_Written instruction:_
Repeat the material below exactly, with no pictures.
┌──
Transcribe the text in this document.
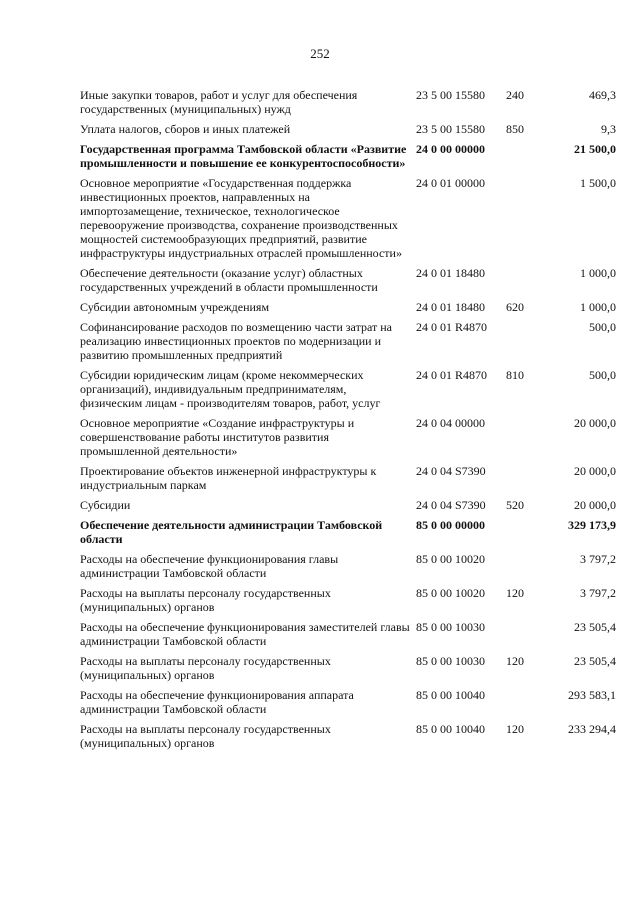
252
Иные закупки товаров, работ и услуг для обеспечения государственных (муниципальных) нужд	23 5 00 15580	240	469,3
Уплата налогов, сборов и иных платежей	23 5 00 15580	850	9,3
Государственная программа Тамбовской области «Развитие промышленности и повышение ее конкурентоспособности»	24 0 00 00000		21 500,0
Основное мероприятие «Государственная поддержка инвестиционных проектов, направленных на импортозамещение, техническое, технологическое перевооружение производства, сохранение производственных мощностей системообразующих предприятий, развитие инфраструктуры индустриальных отраслей промышленности»	24 0 01 00000		1 500,0
Обеспечение деятельности (оказание услуг) областных государственных учреждений в области промышленности	24 0 01 18480		1 000,0
Субсидии автономным учреждениям	24 0 01 18480	620	1 000,0
Софинансирование расходов по возмещению части затрат на реализацию инвестиционных проектов по модернизации и развитию промышленных предприятий	24 0 01 R4870		500,0
Субсидии юридическим лицам (кроме некоммерческих организаций), индивидуальным предпринимателям, физическим лицам - производителям товаров, работ, услуг	24 0 01 R4870	810	500,0
Основное мероприятие «Создание инфраструктуры и совершенствование работы институтов развития промышленной деятельности»	24 0 04 00000		20 000,0
Проектирование объектов инженерной инфраструктуры к индустриальным паркам	24 0 04 S7390		20 000,0
Субсидии	24 0 04 S7390	520	20 000,0
Обеспечение деятельности администрации Тамбовской области	85 0 00 00000		329 173,9
Расходы на обеспечение функционирования главы администрации Тамбовской области	85 0 00 10020		3 797,2
Расходы на выплаты персоналу государственных (муниципальных) органов	85 0 00 10020	120	3 797,2
Расходы на обеспечение функционирования заместителей главы администрации Тамбовской области	85 0 00 10030		23 505,4
Расходы на выплаты персоналу государственных (муниципальных) органов	85 0 00 10030	120	23 505,4
Расходы на обеспечение функционирования аппарата администрации Тамбовской области	85 0 00 10040		293 583,1
Расходы на выплаты персоналу государственных (муниципальных) органов	85 0 00 10040	120	233 294,4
└──
_Correct answer:_
Transcribe the text in this document.
252
Иные закупки товаров, работ и услуг для обеспечения государственных (муниципальных) нужд	23 5 00 15580	240	469,3
Уплата налогов, сборов и иных платежей	23 5 00 15580	850	9,3
Государственная программа Тамбовской области «Развитие промышленности и повышение ее конкурентоспособности»	24 0 00 00000		21 500,0
Основное мероприятие «Государственная поддержка инвестиционных проектов, направленных на импортозамещение, техническое, технологическое перевооружение производства, сохранение производственных мощностей системообразующих предприятий, развитие инфраструктуры индустриальных отраслей промышленности»	24 0 01 00000		1 500,0
Обеспечение деятельности (оказание услуг) областных государственных учреждений в области промышленности	24 0 01 18480		1 000,0
Субсидии автономным учреждениям	24 0 01 18480	620	1 000,0
Софинансирование расходов по возмещению части затрат на реализацию инвестиционных проектов по модернизации и развитию промышленных предприятий	24 0 01 R4870		500,0
Субсидии юридическим лицам (кроме некоммерческих организаций), индивидуальным предпринимателям, физическим лицам - производителям товаров, работ, услуг	24 0 01 R4870	810	500,0
Основное мероприятие «Создание инфраструктуры и совершенствование работы институтов развития промышленной деятельности»	24 0 04 00000		20 000,0
Проектирование объектов инженерной инфраструктуры к индустриальным паркам	24 0 04 S7390		20 000,0
Субсидии	24 0 04 S7390	520	20 000,0
Обеспечение деятельности администрации Тамбовской области	85 0 00 00000		329 173,9
Расходы на обеспечение функционирования главы администрации Тамбовской области	85 0 00 10020		3 797,2
Расходы на выплаты персоналу государственных (муниципальных) органов	85 0 00 10020	120	3 797,2
Расходы на обеспечение функционирования заместителей главы администрации Тамбовской области	85 0 00 10030		23 505,4
Расходы на выплаты персоналу государственных (муниципальных) органов	85 0 00 10030	120	23 505,4
Расходы на обеспечение функционирования аппарата администрации Тамбовской области	85 0 00 10040		293 583,1
Расходы на выплаты персоналу государственных (муниципальных) органов	85 0 00 10040	120	233 294,4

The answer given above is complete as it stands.